--- Begin Records provided ---

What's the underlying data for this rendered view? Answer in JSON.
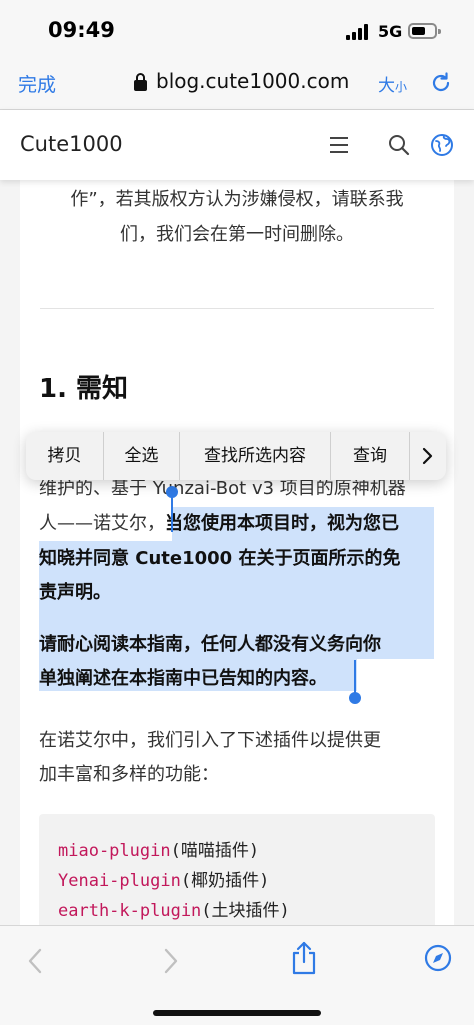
{
  "status": {
    "time": "09:49",
    "network": "5G"
  },
  "browser": {
    "done_label": "完成",
    "url": "blog.cute1000.com",
    "text_size_big": "大",
    "text_size_small": "小"
  },
  "site": {
    "brand": "Cute1000"
  },
  "article": {
    "intro_line1": "作”，若其版权方认为涉嫌侵权，请联系我",
    "intro_line2": "们，我们会在第一时间删除。",
    "heading": "1. 需知",
    "p1_line1": "维护的、基于 Yunzai-Bot v3 项目的原神机器",
    "p1_line2_plain": "人——诺艾尔，",
    "p1_line2_bold": "当您使用本项目时，视为您已",
    "p1_line3": "知晓并同意 Cute1000 在关于页面所示的免",
    "p1_line4": "责声明。",
    "p2_line1": "请耐心阅读本指南，任何人都没有义务向你",
    "p2_line2": "单独阐述在本指南中已告知的内容。",
    "p3_line1": "在诺艾尔中，我们引入了下述插件以提供更",
    "p3_line2": "加丰富和多样的功能：",
    "plugins": [
      {
        "name": "miao-plugin",
        "desc": "(喵喵插件)"
      },
      {
        "name": "Yenai-plugin",
        "desc": "(椰奶插件)"
      },
      {
        "name": "earth-k-plugin",
        "desc": "(土块插件)"
      }
    ]
  },
  "context_menu": {
    "items": [
      "拷贝",
      "全选",
      "查找所选内容",
      "查询"
    ]
  },
  "colors": {
    "accent": "#2f7ae5",
    "selection": "#cfe2fb",
    "code_keyword": "#c2185b"
  }
}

--- End Records provided ---

Transcribe every entry word for word, but omit the pictures.

▶ _Solution_:
What's the underlying data for this rendered view? Answer in JSON.
{
  "status": {
    "time": "09:49",
    "network": "5G"
  },
  "browser": {
    "done_label": "完成",
    "url": "blog.cute1000.com",
    "text_size_big": "大",
    "text_size_small": "小"
  },
  "site": {
    "brand": "Cute1000"
  },
  "article": {
    "intro_line1": "作”，若其版权方认为涉嫌侵权，请联系我",
    "intro_line2": "们，我们会在第一时间删除。",
    "heading": "1. 需知",
    "p1_line1": "维护的、基于 Yunzai-Bot v3 项目的原神机器",
    "p1_line2_plain": "人——诺艾尔，",
    "p1_line2_bold": "当您使用本项目时，视为您已",
    "p1_line3": "知晓并同意 Cute1000 在关于页面所示的免",
    "p1_line4": "责声明。",
    "p2_line1": "请耐心阅读本指南，任何人都没有义务向你",
    "p2_line2": "单独阐述在本指南中已告知的内容。",
    "p3_line1": "在诺艾尔中，我们引入了下述插件以提供更",
    "p3_line2": "加丰富和多样的功能：",
    "plugins": [
      {
        "name": "miao-plugin",
        "desc": "(喵喵插件)"
      },
      {
        "name": "Yenai-plugin",
        "desc": "(椰奶插件)"
      },
      {
        "name": "earth-k-plugin",
        "desc": "(土块插件)"
      }
    ]
  },
  "context_menu": {
    "items": [
      "拷贝",
      "全选",
      "查找所选内容",
      "查询"
    ]
  },
  "colors": {
    "accent": "#2f7ae5",
    "selection": "#cfe2fb",
    "code_keyword": "#c2185b"
  }
}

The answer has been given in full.